WRITTEN EXERCISE => Copy every line with the string "Montlhéry" in it.
━━ EXTRACTED DATA
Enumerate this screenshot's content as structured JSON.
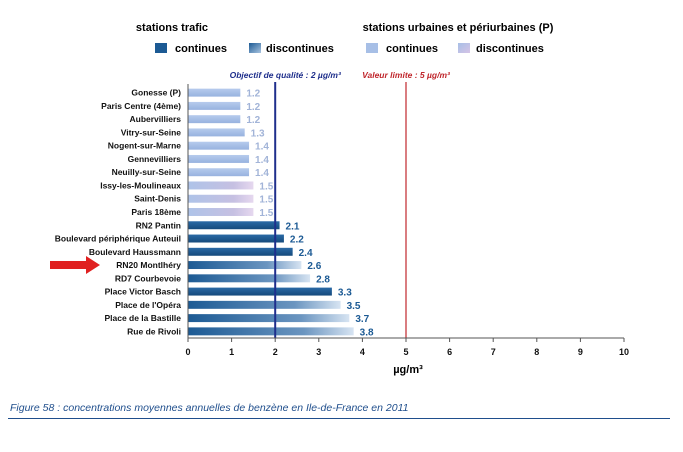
{
  "legend": {
    "traffic_title": "stations trafic",
    "urban_title": "stations urbaines et périurbaines (P)",
    "items": [
      {
        "label": "continues",
        "group": "traffic",
        "kind": "continuous"
      },
      {
        "label": "discontinues",
        "group": "traffic",
        "kind": "discontinuous"
      },
      {
        "label": "continues",
        "group": "urban",
        "kind": "continuous"
      },
      {
        "label": "discontinues",
        "group": "urban",
        "kind": "discontinuous"
      }
    ]
  },
  "reference_lines": [
    {
      "label": "Objectif de qualité : 2 µg/m³",
      "value": 2,
      "color": "#1f2f8c"
    },
    {
      "label": "Valeur limite : 5 µg/m³",
      "value": 5,
      "color": "#c0272d"
    }
  ],
  "highlight": {
    "station": "RN20 Montlhéry",
    "marker": "red-arrow"
  },
  "caption": "Figure 58 : concentrations moyennes annuelles de benzène en Ile-de-France en 2011",
  "colors": {
    "traffic_continuous": "#1c5a94",
    "traffic_label": "#1c5a94",
    "urban_continuous": "#a7bfe6",
    "urban_label": "#a2b4d8",
    "discontinuous_accent": "#c9b8dc",
    "arrow": "#e02020"
  },
  "chart_data": {
    "type": "bar",
    "orientation": "horizontal",
    "categories": [
      "Gonesse (P)",
      "Paris Centre (4ème)",
      "Aubervilliers",
      "Vitry-sur-Seine",
      "Nogent-sur-Marne",
      "Gennevilliers",
      "Neuilly-sur-Seine",
      "Issy-les-Moulineaux",
      "Saint-Denis",
      "Paris 18ème",
      "RN2 Pantin",
      "Boulevard périphérique Auteuil",
      "Boulevard Haussmann",
      "RN20 Montlhéry",
      "RD7 Courbevoie",
      "Place Victor Basch",
      "Place de l'Opéra",
      "Place de la Bastille",
      "Rue de Rivoli"
    ],
    "values": [
      1.2,
      1.2,
      1.2,
      1.3,
      1.4,
      1.4,
      1.4,
      1.5,
      1.5,
      1.5,
      2.1,
      2.2,
      2.4,
      2.6,
      2.8,
      3.3,
      3.5,
      3.7,
      3.8
    ],
    "value_labels": [
      "1.2",
      "1.2",
      "1.2",
      "1.3",
      "1.4",
      "1.4",
      "1.4",
      "1.5",
      "1.5",
      "1.5",
      "2.1",
      "2.2",
      "2.4",
      "2.6",
      "2.8",
      "3.3",
      "3.5",
      "3.7",
      "3.8"
    ],
    "station_types": [
      "urban",
      "urban",
      "urban",
      "urban",
      "urban",
      "urban",
      "urban",
      "urban",
      "urban",
      "urban",
      "traffic",
      "traffic",
      "traffic",
      "traffic",
      "traffic",
      "traffic",
      "traffic",
      "traffic",
      "traffic"
    ],
    "measurement": [
      "continuous",
      "continuous",
      "continuous",
      "continuous",
      "continuous",
      "continuous",
      "continuous",
      "discontinuous",
      "discontinuous",
      "discontinuous",
      "continuous",
      "continuous",
      "continuous",
      "discontinuous",
      "discontinuous",
      "continuous",
      "discontinuous",
      "discontinuous",
      "discontinuous"
    ],
    "xlabel": "µg/m³",
    "ylabel": "",
    "xlim": [
      0,
      10
    ],
    "xticks": [
      "0",
      "1",
      "2",
      "3",
      "4",
      "5",
      "6",
      "7",
      "8",
      "9",
      "10"
    ],
    "grid": false,
    "legend_position": "top"
  }
}
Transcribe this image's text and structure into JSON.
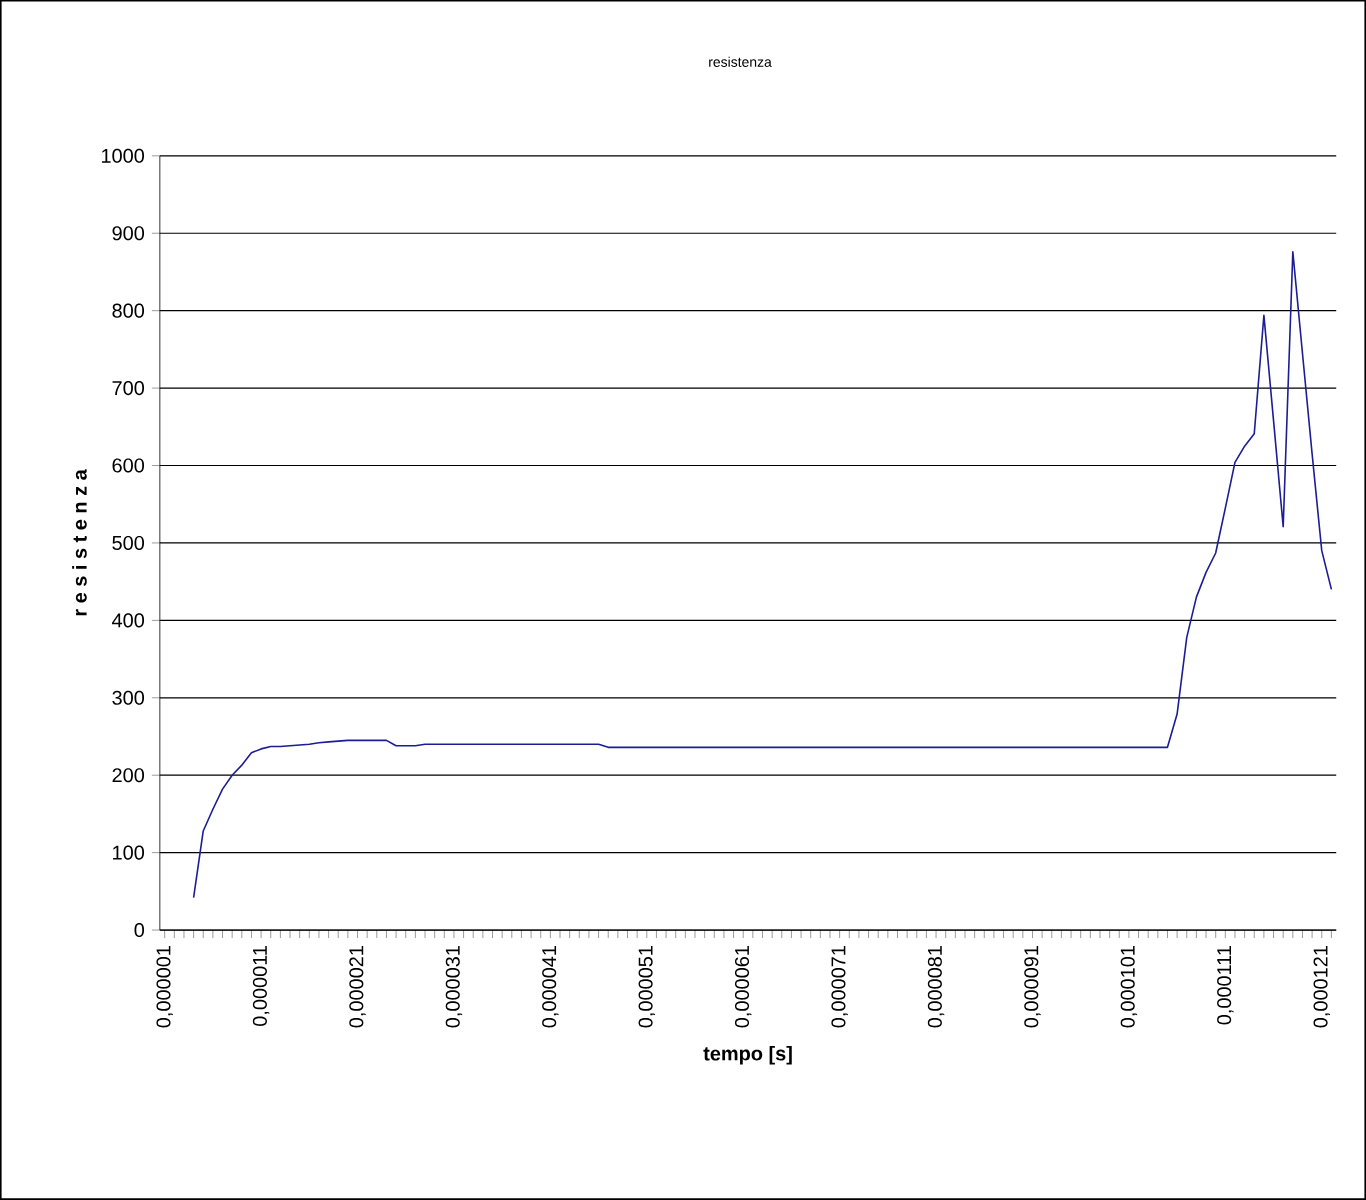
{
  "chart_data": {
    "type": "line",
    "title": "resistenza",
    "xlabel": "tempo [s]",
    "ylabel": "r e s i s t e n z a",
    "categories": [
      "0,000001",
      null,
      null,
      null,
      null,
      null,
      null,
      null,
      null,
      null,
      "0,000011",
      null,
      null,
      null,
      null,
      null,
      null,
      null,
      null,
      null,
      "0,000021",
      null,
      null,
      null,
      null,
      null,
      null,
      null,
      null,
      null,
      "0,000031",
      null,
      null,
      null,
      null,
      null,
      null,
      null,
      null,
      null,
      "0,000041",
      null,
      null,
      null,
      null,
      null,
      null,
      null,
      null,
      null,
      "0,000051",
      null,
      null,
      null,
      null,
      null,
      null,
      null,
      null,
      null,
      "0,000061",
      null,
      null,
      null,
      null,
      null,
      null,
      null,
      null,
      null,
      "0,000071",
      null,
      null,
      null,
      null,
      null,
      null,
      null,
      null,
      null,
      "0,000081",
      null,
      null,
      null,
      null,
      null,
      null,
      null,
      null,
      null,
      "0,000091",
      null,
      null,
      null,
      null,
      null,
      null,
      null,
      null,
      null,
      "0,000101",
      null,
      null,
      null,
      null,
      null,
      null,
      null,
      null,
      null,
      "0,000111",
      null,
      null,
      null,
      null,
      null,
      null,
      null,
      null,
      null,
      "0,000121",
      null
    ],
    "series": [
      {
        "color": "#1c1c96",
        "values": [
          null,
          null,
          null,
          42,
          128,
          156,
          182,
          200,
          213,
          229,
          234,
          237,
          237,
          238,
          239,
          240,
          242,
          243,
          244,
          245,
          245,
          245,
          245,
          245,
          238,
          238,
          238,
          240,
          240,
          240,
          240,
          240,
          240,
          240,
          240,
          240,
          240,
          240,
          240,
          240,
          240,
          240,
          240,
          240,
          240,
          240,
          236,
          236,
          236,
          236,
          236,
          236,
          236,
          236,
          236,
          236,
          236,
          236,
          236,
          236,
          236,
          236,
          236,
          236,
          236,
          236,
          236,
          236,
          236,
          236,
          236,
          236,
          236,
          236,
          236,
          236,
          236,
          236,
          236,
          236,
          236,
          236,
          236,
          236,
          236,
          236,
          236,
          236,
          236,
          236,
          236,
          236,
          236,
          236,
          236,
          236,
          236,
          236,
          236,
          236,
          236,
          236,
          236,
          236,
          236,
          279,
          378,
          430,
          462,
          487,
          545,
          604,
          625,
          641,
          794,
          658,
          521,
          876,
          745,
          615,
          490,
          440
        ]
      }
    ],
    "ylim": [
      0,
      1000
    ],
    "yticks": [
      0,
      100,
      200,
      300,
      400,
      500,
      600,
      700,
      800,
      900,
      1000
    ],
    "grid": "y",
    "line_style": "solid",
    "marker": "none"
  }
}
━━━━
FINAL RESULT =>
    "station": "RN20 Montlhéry",
      "RN20 Montlhéry",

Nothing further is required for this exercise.